▶ **Information shown**:
━━━━━━
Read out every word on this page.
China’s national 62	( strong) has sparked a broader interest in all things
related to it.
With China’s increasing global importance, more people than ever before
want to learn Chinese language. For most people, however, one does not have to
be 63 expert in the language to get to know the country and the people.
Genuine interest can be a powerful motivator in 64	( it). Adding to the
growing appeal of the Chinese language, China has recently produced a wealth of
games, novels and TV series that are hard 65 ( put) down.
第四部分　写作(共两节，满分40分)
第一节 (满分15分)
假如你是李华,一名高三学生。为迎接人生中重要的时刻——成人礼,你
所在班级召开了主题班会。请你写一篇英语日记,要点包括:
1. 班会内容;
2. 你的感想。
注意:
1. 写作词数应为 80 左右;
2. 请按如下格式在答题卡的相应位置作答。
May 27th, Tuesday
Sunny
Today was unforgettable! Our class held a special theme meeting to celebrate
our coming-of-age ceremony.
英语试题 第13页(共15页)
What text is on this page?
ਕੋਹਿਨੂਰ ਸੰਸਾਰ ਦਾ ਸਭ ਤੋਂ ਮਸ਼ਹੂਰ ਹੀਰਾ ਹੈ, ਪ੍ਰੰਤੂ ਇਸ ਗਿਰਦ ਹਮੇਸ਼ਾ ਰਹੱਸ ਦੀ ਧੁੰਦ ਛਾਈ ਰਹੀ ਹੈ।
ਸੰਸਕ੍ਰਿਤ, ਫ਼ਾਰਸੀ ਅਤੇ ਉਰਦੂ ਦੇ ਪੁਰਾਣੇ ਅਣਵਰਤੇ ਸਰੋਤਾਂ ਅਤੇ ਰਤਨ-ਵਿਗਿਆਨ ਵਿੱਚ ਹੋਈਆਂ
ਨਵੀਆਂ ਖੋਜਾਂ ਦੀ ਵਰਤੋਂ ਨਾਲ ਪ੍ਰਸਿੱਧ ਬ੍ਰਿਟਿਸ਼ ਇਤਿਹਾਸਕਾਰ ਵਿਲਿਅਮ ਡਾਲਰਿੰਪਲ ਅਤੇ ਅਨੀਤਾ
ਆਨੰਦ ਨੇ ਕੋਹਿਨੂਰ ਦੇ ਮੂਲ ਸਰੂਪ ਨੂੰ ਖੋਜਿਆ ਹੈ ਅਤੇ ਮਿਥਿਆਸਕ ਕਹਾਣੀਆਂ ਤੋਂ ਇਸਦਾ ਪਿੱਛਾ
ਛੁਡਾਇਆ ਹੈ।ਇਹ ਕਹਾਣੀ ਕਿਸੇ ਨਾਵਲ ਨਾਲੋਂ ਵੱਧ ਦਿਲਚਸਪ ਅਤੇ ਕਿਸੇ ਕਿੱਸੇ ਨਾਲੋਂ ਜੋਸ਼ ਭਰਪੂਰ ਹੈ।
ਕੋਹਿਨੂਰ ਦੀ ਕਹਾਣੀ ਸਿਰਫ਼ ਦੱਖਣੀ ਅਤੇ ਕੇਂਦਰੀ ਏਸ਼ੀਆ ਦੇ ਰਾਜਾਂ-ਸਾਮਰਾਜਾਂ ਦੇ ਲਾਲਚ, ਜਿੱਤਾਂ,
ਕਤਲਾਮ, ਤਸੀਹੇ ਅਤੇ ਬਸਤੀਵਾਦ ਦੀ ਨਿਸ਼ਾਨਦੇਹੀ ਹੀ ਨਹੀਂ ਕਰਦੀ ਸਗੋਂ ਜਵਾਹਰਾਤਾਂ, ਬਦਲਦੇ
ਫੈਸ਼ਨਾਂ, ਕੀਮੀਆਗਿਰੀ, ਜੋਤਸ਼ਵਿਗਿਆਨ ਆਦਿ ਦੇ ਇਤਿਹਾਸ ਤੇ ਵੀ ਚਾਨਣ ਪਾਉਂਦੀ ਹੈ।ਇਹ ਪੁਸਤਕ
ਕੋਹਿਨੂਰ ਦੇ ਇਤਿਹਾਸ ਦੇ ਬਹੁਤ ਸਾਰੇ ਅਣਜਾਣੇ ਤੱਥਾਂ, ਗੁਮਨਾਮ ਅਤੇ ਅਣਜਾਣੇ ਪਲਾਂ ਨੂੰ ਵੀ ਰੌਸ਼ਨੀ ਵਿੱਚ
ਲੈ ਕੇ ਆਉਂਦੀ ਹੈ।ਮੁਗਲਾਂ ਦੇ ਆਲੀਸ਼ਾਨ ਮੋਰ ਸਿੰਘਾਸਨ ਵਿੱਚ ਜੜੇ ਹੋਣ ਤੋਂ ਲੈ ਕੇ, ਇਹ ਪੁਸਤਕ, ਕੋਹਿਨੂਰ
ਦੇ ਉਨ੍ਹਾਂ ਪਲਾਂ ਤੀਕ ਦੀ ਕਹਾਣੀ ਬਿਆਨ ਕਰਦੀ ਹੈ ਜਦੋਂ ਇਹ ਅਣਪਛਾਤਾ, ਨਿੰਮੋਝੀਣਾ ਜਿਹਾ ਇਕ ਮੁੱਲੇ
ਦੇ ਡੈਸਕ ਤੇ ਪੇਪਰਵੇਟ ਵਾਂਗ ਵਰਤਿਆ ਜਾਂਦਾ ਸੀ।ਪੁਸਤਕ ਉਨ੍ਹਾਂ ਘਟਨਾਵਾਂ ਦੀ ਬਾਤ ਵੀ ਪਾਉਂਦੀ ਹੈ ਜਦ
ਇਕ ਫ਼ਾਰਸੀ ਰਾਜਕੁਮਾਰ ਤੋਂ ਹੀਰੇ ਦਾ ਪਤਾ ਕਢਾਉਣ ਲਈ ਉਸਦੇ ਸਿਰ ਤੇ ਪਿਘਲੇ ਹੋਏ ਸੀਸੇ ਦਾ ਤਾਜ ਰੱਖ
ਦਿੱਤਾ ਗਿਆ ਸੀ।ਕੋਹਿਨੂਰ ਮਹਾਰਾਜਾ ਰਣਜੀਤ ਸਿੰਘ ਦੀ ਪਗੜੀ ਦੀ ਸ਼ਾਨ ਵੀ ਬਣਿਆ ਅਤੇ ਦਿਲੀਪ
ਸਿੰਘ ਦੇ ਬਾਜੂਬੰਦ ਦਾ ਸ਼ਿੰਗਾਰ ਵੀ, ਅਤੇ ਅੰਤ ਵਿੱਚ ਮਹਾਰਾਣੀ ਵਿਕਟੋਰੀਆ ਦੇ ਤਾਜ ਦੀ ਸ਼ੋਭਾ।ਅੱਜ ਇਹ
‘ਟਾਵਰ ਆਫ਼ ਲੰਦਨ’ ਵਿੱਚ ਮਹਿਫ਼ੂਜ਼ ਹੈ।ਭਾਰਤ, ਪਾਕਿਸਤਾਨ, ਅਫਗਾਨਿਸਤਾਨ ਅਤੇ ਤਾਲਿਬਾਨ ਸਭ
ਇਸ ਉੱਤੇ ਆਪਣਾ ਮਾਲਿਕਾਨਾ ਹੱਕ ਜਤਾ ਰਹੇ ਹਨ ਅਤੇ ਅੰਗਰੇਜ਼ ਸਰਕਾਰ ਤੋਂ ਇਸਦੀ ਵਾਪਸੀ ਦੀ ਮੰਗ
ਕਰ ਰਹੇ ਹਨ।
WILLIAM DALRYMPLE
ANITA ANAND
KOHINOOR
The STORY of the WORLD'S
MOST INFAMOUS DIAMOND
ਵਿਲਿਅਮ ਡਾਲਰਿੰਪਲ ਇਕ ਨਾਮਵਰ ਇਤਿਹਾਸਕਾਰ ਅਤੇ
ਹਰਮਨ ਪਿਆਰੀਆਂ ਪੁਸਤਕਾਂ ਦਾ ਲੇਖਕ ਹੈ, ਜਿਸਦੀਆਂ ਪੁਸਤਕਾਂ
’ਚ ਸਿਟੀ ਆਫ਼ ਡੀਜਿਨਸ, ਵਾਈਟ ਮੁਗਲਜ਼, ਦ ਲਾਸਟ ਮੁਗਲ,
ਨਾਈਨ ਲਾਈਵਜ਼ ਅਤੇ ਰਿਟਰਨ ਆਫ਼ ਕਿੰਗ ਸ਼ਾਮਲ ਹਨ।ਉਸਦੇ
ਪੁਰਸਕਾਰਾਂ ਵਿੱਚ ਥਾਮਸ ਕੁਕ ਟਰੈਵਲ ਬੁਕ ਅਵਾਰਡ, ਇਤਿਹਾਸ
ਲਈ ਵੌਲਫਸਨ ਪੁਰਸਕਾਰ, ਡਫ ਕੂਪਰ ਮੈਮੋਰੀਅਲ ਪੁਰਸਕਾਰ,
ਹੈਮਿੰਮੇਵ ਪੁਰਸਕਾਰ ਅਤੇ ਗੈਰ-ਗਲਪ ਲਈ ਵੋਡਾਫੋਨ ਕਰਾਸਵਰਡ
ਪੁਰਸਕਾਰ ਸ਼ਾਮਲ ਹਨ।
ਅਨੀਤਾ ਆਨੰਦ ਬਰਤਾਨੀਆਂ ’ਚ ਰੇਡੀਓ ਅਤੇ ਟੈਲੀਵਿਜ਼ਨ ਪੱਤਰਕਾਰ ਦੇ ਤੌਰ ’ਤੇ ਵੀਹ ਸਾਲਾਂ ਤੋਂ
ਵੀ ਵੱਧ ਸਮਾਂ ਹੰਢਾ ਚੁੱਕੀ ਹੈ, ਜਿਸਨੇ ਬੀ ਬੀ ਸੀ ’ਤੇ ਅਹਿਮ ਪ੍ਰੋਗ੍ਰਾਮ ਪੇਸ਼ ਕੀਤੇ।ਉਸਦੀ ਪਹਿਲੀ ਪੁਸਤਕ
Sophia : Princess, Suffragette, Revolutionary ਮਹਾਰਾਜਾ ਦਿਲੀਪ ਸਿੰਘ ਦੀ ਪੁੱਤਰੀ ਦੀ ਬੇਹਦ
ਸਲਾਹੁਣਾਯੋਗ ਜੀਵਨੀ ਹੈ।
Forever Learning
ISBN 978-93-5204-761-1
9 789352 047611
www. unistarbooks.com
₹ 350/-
━━━━━━
▶ **What to do**: Copy out every line in the listing where the word "this" appears.

▶ **Expected output**:
Read out every word on this page.
What text is on this page?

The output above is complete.